**SUPPLIED MATERIAL**:
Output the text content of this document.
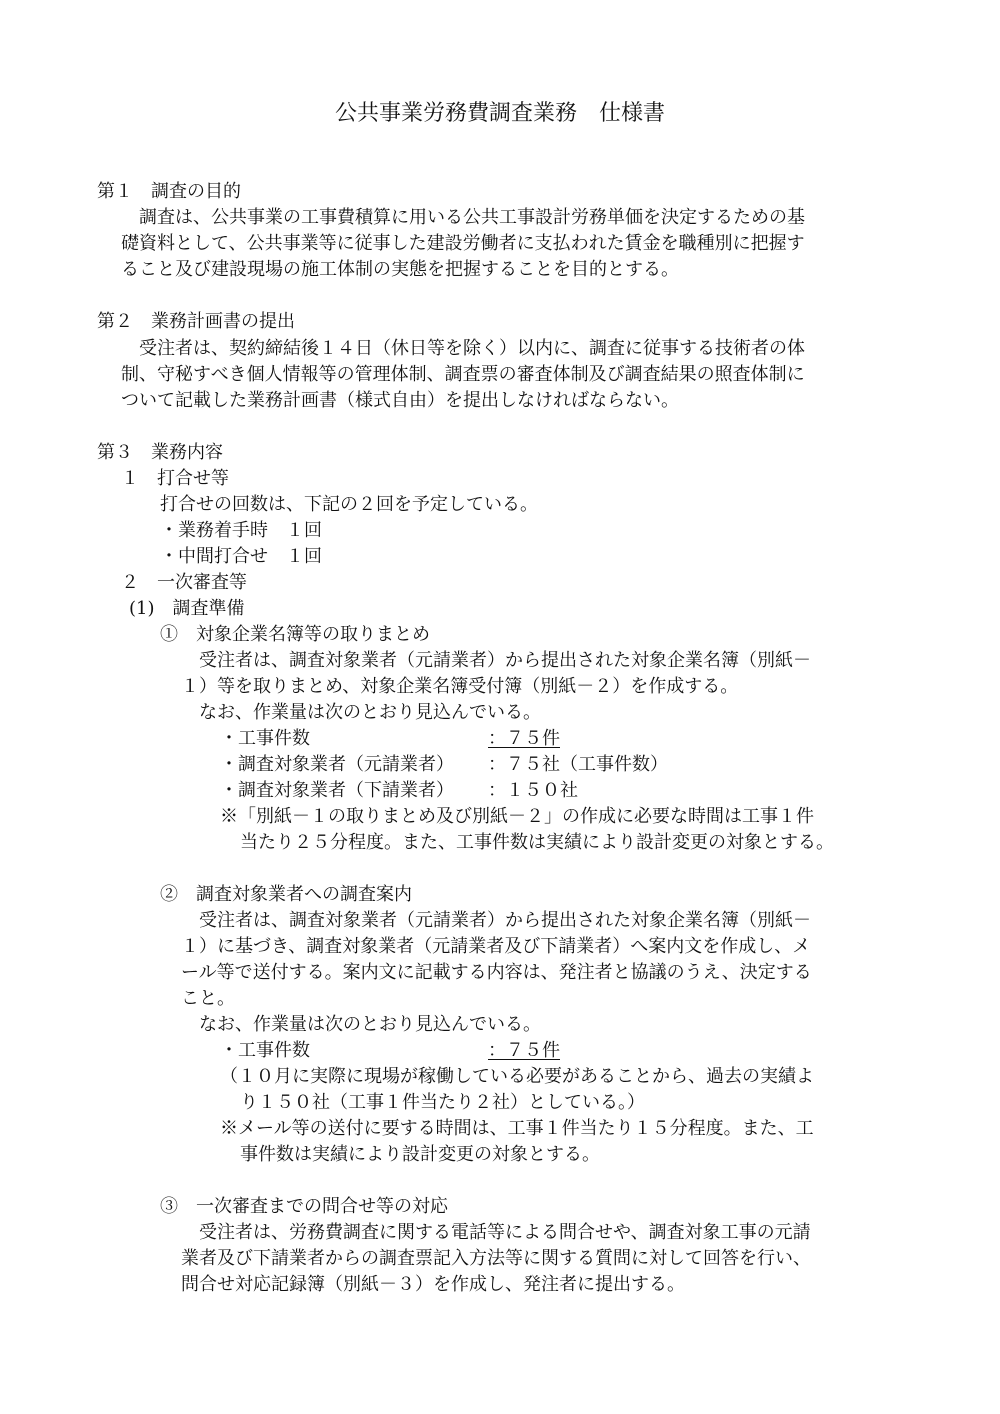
公共事業労務費調査業務　仕様書
第１　調査の目的
調査は、公共事業の工事費積算に用いる公共工事設計労務単価を決定するための基
礎資料として、公共事業等に従事した建設労働者に支払われた賃金を職種別に把握す
ること及び建設現場の施工体制の実態を把握することを目的とする。
第２　業務計画書の提出
受注者は、契約締結後１４日（休日等を除く）以内に、調査に従事する技術者の体
制、守秘すべき個人情報等の管理体制、調査票の審査体制及び調査結果の照査体制に
ついて記載した業務計画書（様式自由）を提出しなければならない。
第３　業務内容
１　打合せ等
打合せの回数は、下記の２回を予定している。
・業務着手時　１回
・中間打合せ　１回
２　一次審査等
(1)　調査準備
①　対象企業名簿等の取りまとめ
受注者は、調査対象業者（元請業者）から提出された対象企業名簿（別紙－
１）等を取りまとめ、対象企業名簿受付簿（別紙－２）を作成する。
なお、作業量は次のとおり見込んでいる。
・工事件数	：７５件
・調査対象業者（元請業者） ：７５社（工事件数）
・調査対象業者（下請業者） ：１５０社
※「別紙－１の取りまとめ及び別紙－２」の作成に必要な時間は工事１件
当たり２５分程度。また、工事件数は実績により設計変更の対象とする。
②　調査対象業者への調査案内
受注者は、調査対象業者（元請業者）から提出された対象企業名簿（別紙－
１）に基づき、調査対象業者（元請業者及び下請業者）へ案内文を作成し、メ
ール等で送付する。案内文に記載する内容は、発注者と協議のうえ、決定する
こと。
なお、作業量は次のとおり見込んでいる。
・工事件数	：７５件
（１０月に実際に現場が稼働している必要があることから、過去の実績よ
り１５０社（工事１件当たり２社）としている。）
※メール等の送付に要する時間は、工事１件当たり１５分程度。また、工
事件数は実績により設計変更の対象とする。
③　一次審査までの問合せ等の対応
受注者は、労務費調査に関する電話等による問合せや、調査対象工事の元請
業者及び下請業者からの調査票記入方法等に関する質問に対して回答を行い、
問合せ対応記録簿（別紙－３）を作成し、発注者に提出する。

**INSTRUCTIONS FOR THE TASK**: Repeat the data above exactly, but not the pictures.

**ANSWER FOR THIS EXERCISE**:
Output the text content of this document.
公共事業労務費調査業務　仕様書
第１　調査の目的
調査は、公共事業の工事費積算に用いる公共工事設計労務単価を決定するための基
礎資料として、公共事業等に従事した建設労働者に支払われた賃金を職種別に把握す
ること及び建設現場の施工体制の実態を把握することを目的とする。
第２　業務計画書の提出
受注者は、契約締結後１４日（休日等を除く）以内に、調査に従事する技術者の体
制、守秘すべき個人情報等の管理体制、調査票の審査体制及び調査結果の照査体制に
ついて記載した業務計画書（様式自由）を提出しなければならない。
第３　業務内容
１　打合せ等
打合せの回数は、下記の２回を予定している。
・業務着手時　１回
・中間打合せ　１回
２　一次審査等
(1)　調査準備
①　対象企業名簿等の取りまとめ
受注者は、調査対象業者（元請業者）から提出された対象企業名簿（別紙－
１）等を取りまとめ、対象企業名簿受付簿（別紙－２）を作成する。
なお、作業量は次のとおり見込んでいる。
・工事件数	：７５件
・調査対象業者（元請業者） ：７５社（工事件数）
・調査対象業者（下請業者） ：１５０社
※「別紙－１の取りまとめ及び別紙－２」の作成に必要な時間は工事１件
当たり２５分程度。また、工事件数は実績により設計変更の対象とする。
②　調査対象業者への調査案内
受注者は、調査対象業者（元請業者）から提出された対象企業名簿（別紙－
１）に基づき、調査対象業者（元請業者及び下請業者）へ案内文を作成し、メ
ール等で送付する。案内文に記載する内容は、発注者と協議のうえ、決定する
こと。
なお、作業量は次のとおり見込んでいる。
・工事件数	：７５件
（１０月に実際に現場が稼働している必要があることから、過去の実績よ
り１５０社（工事１件当たり２社）としている。）
※メール等の送付に要する時間は、工事１件当たり１５分程度。また、工
事件数は実績により設計変更の対象とする。
③　一次審査までの問合せ等の対応
受注者は、労務費調査に関する電話等による問合せや、調査対象工事の元請
業者及び下請業者からの調査票記入方法等に関する質問に対して回答を行い、
問合せ対応記録簿（別紙－３）を作成し、発注者に提出する。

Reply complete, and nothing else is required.